DATA LISTING ->
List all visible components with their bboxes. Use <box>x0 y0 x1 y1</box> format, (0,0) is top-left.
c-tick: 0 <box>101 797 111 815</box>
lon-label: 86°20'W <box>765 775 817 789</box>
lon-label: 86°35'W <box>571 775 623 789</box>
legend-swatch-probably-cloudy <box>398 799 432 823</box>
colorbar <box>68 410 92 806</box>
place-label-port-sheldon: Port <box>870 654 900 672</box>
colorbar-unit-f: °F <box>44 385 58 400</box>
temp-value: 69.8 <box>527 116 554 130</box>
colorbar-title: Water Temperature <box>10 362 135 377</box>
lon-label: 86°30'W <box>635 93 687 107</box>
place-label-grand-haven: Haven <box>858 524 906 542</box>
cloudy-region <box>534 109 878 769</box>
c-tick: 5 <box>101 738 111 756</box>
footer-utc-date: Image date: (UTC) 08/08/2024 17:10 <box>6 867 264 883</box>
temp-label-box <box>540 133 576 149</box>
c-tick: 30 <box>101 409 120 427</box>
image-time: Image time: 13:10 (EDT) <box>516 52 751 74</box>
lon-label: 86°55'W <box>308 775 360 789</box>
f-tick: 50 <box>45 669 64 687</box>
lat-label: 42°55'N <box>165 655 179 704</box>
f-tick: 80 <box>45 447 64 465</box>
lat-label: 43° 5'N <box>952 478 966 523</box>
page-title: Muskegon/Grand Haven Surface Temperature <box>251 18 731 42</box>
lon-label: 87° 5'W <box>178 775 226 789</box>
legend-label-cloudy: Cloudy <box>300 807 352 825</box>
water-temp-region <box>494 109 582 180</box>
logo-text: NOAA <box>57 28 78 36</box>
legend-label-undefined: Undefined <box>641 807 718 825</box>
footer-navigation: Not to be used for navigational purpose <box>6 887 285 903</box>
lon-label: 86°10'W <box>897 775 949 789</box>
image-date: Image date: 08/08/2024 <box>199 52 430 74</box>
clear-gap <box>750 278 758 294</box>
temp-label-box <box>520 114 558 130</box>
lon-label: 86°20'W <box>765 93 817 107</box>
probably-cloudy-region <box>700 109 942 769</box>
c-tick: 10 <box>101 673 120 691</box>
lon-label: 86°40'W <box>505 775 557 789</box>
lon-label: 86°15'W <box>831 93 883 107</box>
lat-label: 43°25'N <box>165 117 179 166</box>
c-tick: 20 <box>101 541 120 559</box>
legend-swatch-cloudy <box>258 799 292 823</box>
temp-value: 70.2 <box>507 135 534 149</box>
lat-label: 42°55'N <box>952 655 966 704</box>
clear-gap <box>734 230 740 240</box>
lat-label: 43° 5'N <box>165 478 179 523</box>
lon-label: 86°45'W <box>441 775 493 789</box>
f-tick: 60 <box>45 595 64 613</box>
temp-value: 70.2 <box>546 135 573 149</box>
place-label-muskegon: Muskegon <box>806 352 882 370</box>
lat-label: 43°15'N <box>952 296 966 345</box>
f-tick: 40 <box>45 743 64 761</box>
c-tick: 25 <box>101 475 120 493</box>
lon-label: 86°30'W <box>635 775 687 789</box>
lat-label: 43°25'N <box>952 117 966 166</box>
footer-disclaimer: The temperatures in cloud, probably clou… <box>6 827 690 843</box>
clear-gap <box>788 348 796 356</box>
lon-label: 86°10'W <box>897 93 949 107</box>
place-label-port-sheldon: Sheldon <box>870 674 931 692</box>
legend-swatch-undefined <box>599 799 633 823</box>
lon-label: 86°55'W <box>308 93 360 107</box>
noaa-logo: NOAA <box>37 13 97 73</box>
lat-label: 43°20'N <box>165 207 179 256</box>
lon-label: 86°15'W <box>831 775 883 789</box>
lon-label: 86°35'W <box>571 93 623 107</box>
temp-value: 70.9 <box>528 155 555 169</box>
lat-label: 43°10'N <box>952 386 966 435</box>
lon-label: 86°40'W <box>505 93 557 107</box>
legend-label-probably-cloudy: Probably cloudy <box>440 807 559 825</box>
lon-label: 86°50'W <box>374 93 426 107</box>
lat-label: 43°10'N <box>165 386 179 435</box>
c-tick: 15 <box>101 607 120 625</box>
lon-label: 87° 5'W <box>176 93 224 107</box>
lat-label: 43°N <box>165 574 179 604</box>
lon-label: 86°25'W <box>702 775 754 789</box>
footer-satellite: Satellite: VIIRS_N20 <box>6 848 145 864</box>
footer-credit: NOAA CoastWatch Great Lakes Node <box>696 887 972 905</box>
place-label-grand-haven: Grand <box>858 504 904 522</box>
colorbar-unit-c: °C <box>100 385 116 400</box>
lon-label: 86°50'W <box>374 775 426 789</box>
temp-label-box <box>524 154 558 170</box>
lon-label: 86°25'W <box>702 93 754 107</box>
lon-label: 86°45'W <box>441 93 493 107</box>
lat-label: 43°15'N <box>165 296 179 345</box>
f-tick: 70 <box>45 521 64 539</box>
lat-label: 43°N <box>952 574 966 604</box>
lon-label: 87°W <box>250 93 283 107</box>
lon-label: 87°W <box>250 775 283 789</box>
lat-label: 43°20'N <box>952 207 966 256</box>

EXERCISE DESCRIPTION ->
Please copy all of the entries above verbatim, reproducing each line unchanged and in the same order.

ANSWER BELOW ->
List all visible components with their bboxes. Use <box>x0 y0 x1 y1</box> format, (0,0) is top-left.
c-tick: 0 <box>101 797 111 815</box>
lon-label: 86°20'W <box>765 775 817 789</box>
lon-label: 86°35'W <box>571 775 623 789</box>
legend-swatch-probably-cloudy <box>398 799 432 823</box>
colorbar <box>68 410 92 806</box>
place-label-port-sheldon: Port <box>870 654 900 672</box>
colorbar-unit-f: °F <box>44 385 58 400</box>
temp-value: 69.8 <box>527 116 554 130</box>
colorbar-title: Water Temperature <box>10 362 135 377</box>
lon-label: 86°30'W <box>635 93 687 107</box>
place-label-grand-haven: Haven <box>858 524 906 542</box>
cloudy-region <box>534 109 878 769</box>
c-tick: 5 <box>101 738 111 756</box>
footer-utc-date: Image date: (UTC) 08/08/2024 17:10 <box>6 867 264 883</box>
temp-label-box <box>540 133 576 149</box>
c-tick: 30 <box>101 409 120 427</box>
image-time: Image time: 13:10 (EDT) <box>516 52 751 74</box>
lon-label: 86°55'W <box>308 775 360 789</box>
f-tick: 50 <box>45 669 64 687</box>
lat-label: 42°55'N <box>165 655 179 704</box>
f-tick: 80 <box>45 447 64 465</box>
lat-label: 43° 5'N <box>952 478 966 523</box>
page-title: Muskegon/Grand Haven Surface Temperature <box>251 18 731 42</box>
lon-label: 87° 5'W <box>178 775 226 789</box>
legend-label-cloudy: Cloudy <box>300 807 352 825</box>
water-temp-region <box>494 109 582 180</box>
logo-text: NOAA <box>57 28 78 36</box>
legend-label-undefined: Undefined <box>641 807 718 825</box>
footer-navigation: Not to be used for navigational purpose <box>6 887 285 903</box>
lon-label: 86°10'W <box>897 775 949 789</box>
image-date: Image date: 08/08/2024 <box>199 52 430 74</box>
clear-gap <box>750 278 758 294</box>
temp-label-box <box>520 114 558 130</box>
lon-label: 86°20'W <box>765 93 817 107</box>
probably-cloudy-region <box>700 109 942 769</box>
c-tick: 10 <box>101 673 120 691</box>
lon-label: 86°40'W <box>505 775 557 789</box>
lon-label: 86°15'W <box>831 93 883 107</box>
lat-label: 43°25'N <box>165 117 179 166</box>
c-tick: 20 <box>101 541 120 559</box>
legend-swatch-cloudy <box>258 799 292 823</box>
temp-value: 70.2 <box>507 135 534 149</box>
lat-label: 42°55'N <box>952 655 966 704</box>
clear-gap <box>734 230 740 240</box>
lat-label: 43° 5'N <box>165 478 179 523</box>
lon-label: 86°45'W <box>441 775 493 789</box>
f-tick: 60 <box>45 595 64 613</box>
temp-value: 70.2 <box>546 135 573 149</box>
place-label-muskegon: Muskegon <box>806 352 882 370</box>
lat-label: 43°15'N <box>952 296 966 345</box>
f-tick: 40 <box>45 743 64 761</box>
c-tick: 25 <box>101 475 120 493</box>
lon-label: 86°30'W <box>635 775 687 789</box>
lat-label: 43°25'N <box>952 117 966 166</box>
footer-disclaimer: The temperatures in cloud, probably clou… <box>6 827 690 843</box>
clear-gap <box>788 348 796 356</box>
lon-label: 86°10'W <box>897 93 949 107</box>
place-label-port-sheldon: Sheldon <box>870 674 931 692</box>
legend-swatch-undefined <box>599 799 633 823</box>
lon-label: 86°55'W <box>308 93 360 107</box>
noaa-logo: NOAA <box>37 13 97 73</box>
lat-label: 43°20'N <box>165 207 179 256</box>
lon-label: 86°15'W <box>831 775 883 789</box>
lon-label: 86°35'W <box>571 93 623 107</box>
temp-value: 70.9 <box>528 155 555 169</box>
lat-label: 43°10'N <box>952 386 966 435</box>
lon-label: 86°40'W <box>505 93 557 107</box>
legend-label-probably-cloudy: Probably cloudy <box>440 807 559 825</box>
lon-label: 86°50'W <box>374 93 426 107</box>
lat-label: 43°10'N <box>165 386 179 435</box>
c-tick: 15 <box>101 607 120 625</box>
lon-label: 87° 5'W <box>176 93 224 107</box>
lat-label: 43°N <box>165 574 179 604</box>
lon-label: 86°25'W <box>702 775 754 789</box>
footer-satellite: Satellite: VIIRS_N20 <box>6 848 145 864</box>
footer-credit: NOAA CoastWatch Great Lakes Node <box>696 887 972 905</box>
place-label-grand-haven: Grand <box>858 504 904 522</box>
colorbar-unit-c: °C <box>100 385 116 400</box>
lon-label: 86°50'W <box>374 775 426 789</box>
temp-label-box <box>524 154 558 170</box>
lon-label: 86°25'W <box>702 93 754 107</box>
lon-label: 86°45'W <box>441 93 493 107</box>
lat-label: 43°15'N <box>165 296 179 345</box>
f-tick: 70 <box>45 521 64 539</box>
lat-label: 43°N <box>952 574 966 604</box>
lon-label: 87°W <box>250 93 283 107</box>
lon-label: 87°W <box>250 775 283 789</box>
lat-label: 43°20'N <box>952 207 966 256</box>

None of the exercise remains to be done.